YOUR GOAL: Reproduce all of the data word for word.

Data entries
[Start]

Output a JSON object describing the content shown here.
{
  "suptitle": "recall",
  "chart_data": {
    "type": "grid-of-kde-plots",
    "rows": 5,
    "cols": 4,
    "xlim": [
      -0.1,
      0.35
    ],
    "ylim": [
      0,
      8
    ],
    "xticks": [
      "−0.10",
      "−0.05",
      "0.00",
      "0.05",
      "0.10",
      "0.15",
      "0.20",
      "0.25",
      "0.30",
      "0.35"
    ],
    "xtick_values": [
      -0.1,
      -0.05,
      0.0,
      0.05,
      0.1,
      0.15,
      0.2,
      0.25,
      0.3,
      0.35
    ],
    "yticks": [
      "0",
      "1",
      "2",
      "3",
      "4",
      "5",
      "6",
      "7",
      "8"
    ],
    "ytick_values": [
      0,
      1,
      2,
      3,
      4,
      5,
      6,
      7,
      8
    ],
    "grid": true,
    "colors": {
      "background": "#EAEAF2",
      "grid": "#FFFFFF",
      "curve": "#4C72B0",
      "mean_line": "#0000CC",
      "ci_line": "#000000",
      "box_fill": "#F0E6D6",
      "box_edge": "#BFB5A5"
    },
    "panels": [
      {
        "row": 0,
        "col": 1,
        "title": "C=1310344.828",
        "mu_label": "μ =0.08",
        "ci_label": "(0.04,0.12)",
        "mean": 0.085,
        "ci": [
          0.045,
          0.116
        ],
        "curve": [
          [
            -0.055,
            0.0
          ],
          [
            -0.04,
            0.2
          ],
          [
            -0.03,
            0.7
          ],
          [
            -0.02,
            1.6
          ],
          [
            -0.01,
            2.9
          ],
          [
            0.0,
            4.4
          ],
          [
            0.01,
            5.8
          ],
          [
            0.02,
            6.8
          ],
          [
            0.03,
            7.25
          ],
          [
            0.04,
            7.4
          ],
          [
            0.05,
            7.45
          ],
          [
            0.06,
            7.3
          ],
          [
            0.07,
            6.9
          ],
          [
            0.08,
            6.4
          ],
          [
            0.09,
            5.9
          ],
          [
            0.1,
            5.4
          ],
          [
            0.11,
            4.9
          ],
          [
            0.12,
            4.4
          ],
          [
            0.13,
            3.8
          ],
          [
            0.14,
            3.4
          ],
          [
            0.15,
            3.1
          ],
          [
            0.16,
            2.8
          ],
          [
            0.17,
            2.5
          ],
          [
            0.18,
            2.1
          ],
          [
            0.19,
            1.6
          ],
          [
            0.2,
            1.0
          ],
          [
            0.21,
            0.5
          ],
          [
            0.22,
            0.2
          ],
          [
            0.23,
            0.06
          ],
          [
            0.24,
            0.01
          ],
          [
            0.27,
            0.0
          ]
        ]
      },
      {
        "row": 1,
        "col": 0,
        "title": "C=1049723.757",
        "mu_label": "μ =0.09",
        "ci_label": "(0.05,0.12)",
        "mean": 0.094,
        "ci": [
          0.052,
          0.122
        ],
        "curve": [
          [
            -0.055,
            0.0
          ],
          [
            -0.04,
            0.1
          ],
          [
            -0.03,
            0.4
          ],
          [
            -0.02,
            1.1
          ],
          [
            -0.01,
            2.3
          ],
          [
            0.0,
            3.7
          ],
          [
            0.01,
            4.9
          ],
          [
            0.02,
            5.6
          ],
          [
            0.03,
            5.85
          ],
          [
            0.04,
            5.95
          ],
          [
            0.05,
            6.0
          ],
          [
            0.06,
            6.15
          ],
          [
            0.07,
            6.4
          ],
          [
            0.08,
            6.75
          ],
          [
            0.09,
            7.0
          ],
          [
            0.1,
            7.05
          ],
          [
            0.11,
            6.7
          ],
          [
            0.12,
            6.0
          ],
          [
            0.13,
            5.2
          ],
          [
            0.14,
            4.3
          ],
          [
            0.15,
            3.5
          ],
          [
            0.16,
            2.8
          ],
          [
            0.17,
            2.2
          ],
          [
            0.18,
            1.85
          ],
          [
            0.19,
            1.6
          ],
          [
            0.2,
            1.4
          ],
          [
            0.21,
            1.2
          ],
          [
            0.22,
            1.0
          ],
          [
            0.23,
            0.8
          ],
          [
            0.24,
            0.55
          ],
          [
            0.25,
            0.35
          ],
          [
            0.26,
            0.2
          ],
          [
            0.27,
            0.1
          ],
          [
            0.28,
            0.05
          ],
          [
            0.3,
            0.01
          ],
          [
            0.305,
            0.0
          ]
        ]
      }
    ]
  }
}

[End]

PROBLEM SOLUTION:
Output a JSON object describing the content shown here.
{
  "suptitle": "recall",
  "chart_data": {
    "type": "grid-of-kde-plots",
    "rows": 5,
    "cols": 4,
    "xlim": [
      -0.1,
      0.35
    ],
    "ylim": [
      0,
      8
    ],
    "xticks": [
      "−0.10",
      "−0.05",
      "0.00",
      "0.05",
      "0.10",
      "0.15",
      "0.20",
      "0.25",
      "0.30",
      "0.35"
    ],
    "xtick_values": [
      -0.1,
      -0.05,
      0.0,
      0.05,
      0.1,
      0.15,
      0.2,
      0.25,
      0.3,
      0.35
    ],
    "yticks": [
      "0",
      "1",
      "2",
      "3",
      "4",
      "5",
      "6",
      "7",
      "8"
    ],
    "ytick_values": [
      0,
      1,
      2,
      3,
      4,
      5,
      6,
      7,
      8
    ],
    "grid": true,
    "colors": {
      "background": "#EAEAF2",
      "grid": "#FFFFFF",
      "curve": "#4C72B0",
      "mean_line": "#0000CC",
      "ci_line": "#000000",
      "box_fill": "#F0E6D6",
      "box_edge": "#BFB5A5"
    },
    "panels": [
      {
        "row": 0,
        "col": 1,
        "title": "C=1310344.828",
        "mu_label": "μ =0.08",
        "ci_label": "(0.04,0.12)",
        "mean": 0.085,
        "ci": [
          0.045,
          0.116
        ],
        "curve": [
          [
            -0.055,
            0.0
          ],
          [
            -0.04,
            0.2
          ],
          [
            -0.03,
            0.7
          ],
          [
            -0.02,
            1.6
          ],
          [
            -0.01,
            2.9
          ],
          [
            0.0,
            4.4
          ],
          [
            0.01,
            5.8
          ],
          [
            0.02,
            6.8
          ],
          [
            0.03,
            7.25
          ],
          [
            0.04,
            7.4
          ],
          [
            0.05,
            7.45
          ],
          [
            0.06,
            7.3
          ],
          [
            0.07,
            6.9
          ],
          [
            0.08,
            6.4
          ],
          [
            0.09,
            5.9
          ],
          [
            0.1,
            5.4
          ],
          [
            0.11,
            4.9
          ],
          [
            0.12,
            4.4
          ],
          [
            0.13,
            3.8
          ],
          [
            0.14,
            3.4
          ],
          [
            0.15,
            3.1
          ],
          [
            0.16,
            2.8
          ],
          [
            0.17,
            2.5
          ],
          [
            0.18,
            2.1
          ],
          [
            0.19,
            1.6
          ],
          [
            0.2,
            1.0
          ],
          [
            0.21,
            0.5
          ],
          [
            0.22,
            0.2
          ],
          [
            0.23,
            0.06
          ],
          [
            0.24,
            0.01
          ],
          [
            0.27,
            0.0
          ]
        ]
      },
      {
        "row": 1,
        "col": 0,
        "title": "C=1049723.757",
        "mu_label": "μ =0.09",
        "ci_label": "(0.05,0.12)",
        "mean": 0.094,
        "ci": [
          0.052,
          0.122
        ],
        "curve": [
          [
            -0.055,
            0.0
          ],
          [
            -0.04,
            0.1
          ],
          [
            -0.03,
            0.4
          ],
          [
            -0.02,
            1.1
          ],
          [
            -0.01,
            2.3
          ],
          [
            0.0,
            3.7
          ],
          [
            0.01,
            4.9
          ],
          [
            0.02,
            5.6
          ],
          [
            0.03,
            5.85
          ],
          [
            0.04,
            5.95
          ],
          [
            0.05,
            6.0
          ],
          [
            0.06,
            6.15
          ],
          [
            0.07,
            6.4
          ],
          [
            0.08,
            6.75
          ],
          [
            0.09,
            7.0
          ],
          [
            0.1,
            7.05
          ],
          [
            0.11,
            6.7
          ],
          [
            0.12,
            6.0
          ],
          [
            0.13,
            5.2
          ],
          [
            0.14,
            4.3
          ],
          [
            0.15,
            3.5
          ],
          [
            0.16,
            2.8
          ],
          [
            0.17,
            2.2
          ],
          [
            0.18,
            1.85
          ],
          [
            0.19,
            1.6
          ],
          [
            0.2,
            1.4
          ],
          [
            0.21,
            1.2
          ],
          [
            0.22,
            1.0
          ],
          [
            0.23,
            0.8
          ],
          [
            0.24,
            0.55
          ],
          [
            0.25,
            0.35
          ],
          [
            0.26,
            0.2
          ],
          [
            0.27,
            0.1
          ],
          [
            0.28,
            0.05
          ],
          [
            0.3,
            0.01
          ],
          [
            0.305,
            0.0
          ]
        ]
      }
    ]
  }
}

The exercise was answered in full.